### PROVIDED RECORDS:
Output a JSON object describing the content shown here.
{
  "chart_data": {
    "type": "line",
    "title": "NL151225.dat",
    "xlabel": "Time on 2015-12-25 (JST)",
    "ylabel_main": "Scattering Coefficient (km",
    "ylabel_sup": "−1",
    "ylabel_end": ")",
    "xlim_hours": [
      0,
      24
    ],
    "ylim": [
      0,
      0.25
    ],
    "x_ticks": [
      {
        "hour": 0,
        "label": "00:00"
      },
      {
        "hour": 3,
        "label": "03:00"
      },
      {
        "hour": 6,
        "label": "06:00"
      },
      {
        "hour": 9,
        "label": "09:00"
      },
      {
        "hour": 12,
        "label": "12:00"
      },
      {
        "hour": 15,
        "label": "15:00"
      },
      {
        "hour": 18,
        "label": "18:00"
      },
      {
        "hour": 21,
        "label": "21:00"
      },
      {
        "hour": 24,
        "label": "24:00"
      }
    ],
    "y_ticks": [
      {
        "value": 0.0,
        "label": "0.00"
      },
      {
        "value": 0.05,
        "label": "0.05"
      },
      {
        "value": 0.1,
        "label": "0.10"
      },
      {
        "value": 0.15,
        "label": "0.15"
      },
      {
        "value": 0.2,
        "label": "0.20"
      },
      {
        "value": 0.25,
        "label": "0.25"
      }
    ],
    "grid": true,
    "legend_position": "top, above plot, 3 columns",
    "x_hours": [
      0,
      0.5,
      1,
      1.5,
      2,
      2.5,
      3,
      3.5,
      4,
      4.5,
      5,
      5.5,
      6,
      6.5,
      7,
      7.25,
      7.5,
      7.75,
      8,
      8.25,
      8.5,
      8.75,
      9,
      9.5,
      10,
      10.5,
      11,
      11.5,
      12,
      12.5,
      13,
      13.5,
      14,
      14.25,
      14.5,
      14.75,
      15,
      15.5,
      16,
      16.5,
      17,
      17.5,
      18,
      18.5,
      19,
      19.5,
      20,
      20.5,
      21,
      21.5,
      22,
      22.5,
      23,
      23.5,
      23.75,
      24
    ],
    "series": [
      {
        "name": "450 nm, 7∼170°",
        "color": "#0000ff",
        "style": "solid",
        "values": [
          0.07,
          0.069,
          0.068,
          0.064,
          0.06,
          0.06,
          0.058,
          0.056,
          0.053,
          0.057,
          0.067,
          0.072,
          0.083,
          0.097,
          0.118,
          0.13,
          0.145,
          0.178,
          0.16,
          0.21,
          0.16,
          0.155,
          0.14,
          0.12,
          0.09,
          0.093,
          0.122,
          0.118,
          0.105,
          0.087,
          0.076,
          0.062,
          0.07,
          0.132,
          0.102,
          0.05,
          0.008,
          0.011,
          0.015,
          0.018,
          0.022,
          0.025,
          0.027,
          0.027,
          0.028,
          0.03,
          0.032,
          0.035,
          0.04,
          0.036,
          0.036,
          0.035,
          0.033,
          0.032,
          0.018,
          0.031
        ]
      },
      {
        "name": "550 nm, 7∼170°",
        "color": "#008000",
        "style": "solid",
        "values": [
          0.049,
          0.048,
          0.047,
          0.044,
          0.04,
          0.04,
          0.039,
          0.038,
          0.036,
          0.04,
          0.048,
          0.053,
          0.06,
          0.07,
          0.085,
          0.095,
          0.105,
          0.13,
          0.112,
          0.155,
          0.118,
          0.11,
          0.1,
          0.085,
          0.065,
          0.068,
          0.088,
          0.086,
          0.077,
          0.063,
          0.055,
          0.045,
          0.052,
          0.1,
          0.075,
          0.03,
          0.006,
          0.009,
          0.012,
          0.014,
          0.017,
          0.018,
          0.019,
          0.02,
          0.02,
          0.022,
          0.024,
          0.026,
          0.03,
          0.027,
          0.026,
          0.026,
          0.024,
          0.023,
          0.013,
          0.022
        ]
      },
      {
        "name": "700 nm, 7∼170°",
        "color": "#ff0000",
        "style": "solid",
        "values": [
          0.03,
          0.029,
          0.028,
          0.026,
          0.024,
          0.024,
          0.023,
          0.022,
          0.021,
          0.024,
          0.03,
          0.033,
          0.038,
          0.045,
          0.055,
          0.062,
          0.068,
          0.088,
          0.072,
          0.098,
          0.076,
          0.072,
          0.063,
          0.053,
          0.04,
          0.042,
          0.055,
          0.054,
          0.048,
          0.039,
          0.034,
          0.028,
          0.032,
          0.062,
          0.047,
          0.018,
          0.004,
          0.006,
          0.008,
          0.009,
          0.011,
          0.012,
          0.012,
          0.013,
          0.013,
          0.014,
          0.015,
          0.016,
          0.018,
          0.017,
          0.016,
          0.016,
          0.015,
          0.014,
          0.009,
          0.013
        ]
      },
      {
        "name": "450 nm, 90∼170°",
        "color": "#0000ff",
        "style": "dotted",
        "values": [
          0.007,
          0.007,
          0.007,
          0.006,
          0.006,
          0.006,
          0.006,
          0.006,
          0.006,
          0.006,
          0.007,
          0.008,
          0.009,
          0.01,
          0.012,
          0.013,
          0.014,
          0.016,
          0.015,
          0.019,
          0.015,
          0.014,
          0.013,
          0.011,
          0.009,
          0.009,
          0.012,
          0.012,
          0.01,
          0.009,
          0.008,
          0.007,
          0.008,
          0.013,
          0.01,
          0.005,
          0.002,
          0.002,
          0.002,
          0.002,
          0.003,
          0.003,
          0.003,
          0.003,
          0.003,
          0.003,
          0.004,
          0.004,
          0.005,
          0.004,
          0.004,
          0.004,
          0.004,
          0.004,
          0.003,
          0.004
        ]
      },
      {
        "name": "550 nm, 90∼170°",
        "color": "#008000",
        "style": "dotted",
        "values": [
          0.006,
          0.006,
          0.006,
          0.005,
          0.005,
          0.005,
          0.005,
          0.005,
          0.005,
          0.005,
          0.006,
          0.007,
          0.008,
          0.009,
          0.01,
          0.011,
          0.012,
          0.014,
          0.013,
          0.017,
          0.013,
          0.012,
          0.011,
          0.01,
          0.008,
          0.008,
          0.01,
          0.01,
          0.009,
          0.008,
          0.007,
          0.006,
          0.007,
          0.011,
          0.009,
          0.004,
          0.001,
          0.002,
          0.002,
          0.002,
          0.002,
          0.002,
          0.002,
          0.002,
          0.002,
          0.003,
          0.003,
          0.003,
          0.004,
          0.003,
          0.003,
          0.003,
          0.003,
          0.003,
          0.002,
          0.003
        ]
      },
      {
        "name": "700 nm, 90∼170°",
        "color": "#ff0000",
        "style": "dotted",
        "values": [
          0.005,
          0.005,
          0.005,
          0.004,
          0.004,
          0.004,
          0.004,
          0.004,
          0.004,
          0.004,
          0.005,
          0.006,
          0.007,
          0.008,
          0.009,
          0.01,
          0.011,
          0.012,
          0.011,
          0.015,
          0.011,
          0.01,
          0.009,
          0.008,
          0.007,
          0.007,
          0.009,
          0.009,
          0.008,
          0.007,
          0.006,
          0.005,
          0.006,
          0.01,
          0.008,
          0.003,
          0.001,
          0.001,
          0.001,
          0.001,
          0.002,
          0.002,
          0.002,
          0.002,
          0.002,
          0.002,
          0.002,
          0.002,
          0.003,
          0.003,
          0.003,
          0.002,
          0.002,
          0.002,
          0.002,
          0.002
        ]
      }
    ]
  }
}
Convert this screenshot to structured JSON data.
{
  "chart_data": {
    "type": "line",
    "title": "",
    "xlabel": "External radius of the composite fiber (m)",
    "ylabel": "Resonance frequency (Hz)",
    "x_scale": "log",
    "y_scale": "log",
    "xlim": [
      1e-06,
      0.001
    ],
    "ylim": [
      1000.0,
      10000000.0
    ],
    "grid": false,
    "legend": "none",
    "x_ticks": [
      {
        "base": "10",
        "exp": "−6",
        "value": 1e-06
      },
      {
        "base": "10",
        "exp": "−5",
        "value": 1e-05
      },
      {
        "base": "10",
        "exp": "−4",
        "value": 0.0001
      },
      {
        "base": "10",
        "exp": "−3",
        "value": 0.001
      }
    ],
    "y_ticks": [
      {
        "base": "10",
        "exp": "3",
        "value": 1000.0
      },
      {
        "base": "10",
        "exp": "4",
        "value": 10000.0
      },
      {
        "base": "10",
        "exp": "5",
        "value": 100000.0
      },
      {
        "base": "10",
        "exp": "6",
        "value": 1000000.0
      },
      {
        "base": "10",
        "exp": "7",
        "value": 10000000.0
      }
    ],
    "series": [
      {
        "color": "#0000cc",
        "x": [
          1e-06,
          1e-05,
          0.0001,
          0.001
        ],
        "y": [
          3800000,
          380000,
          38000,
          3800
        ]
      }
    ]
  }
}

### EXERCISE REQUIREMENTS:
Among the entries, how many lines contain the string "JSON"? Give the number without anything else.

### RESULT OF THE TASK:
2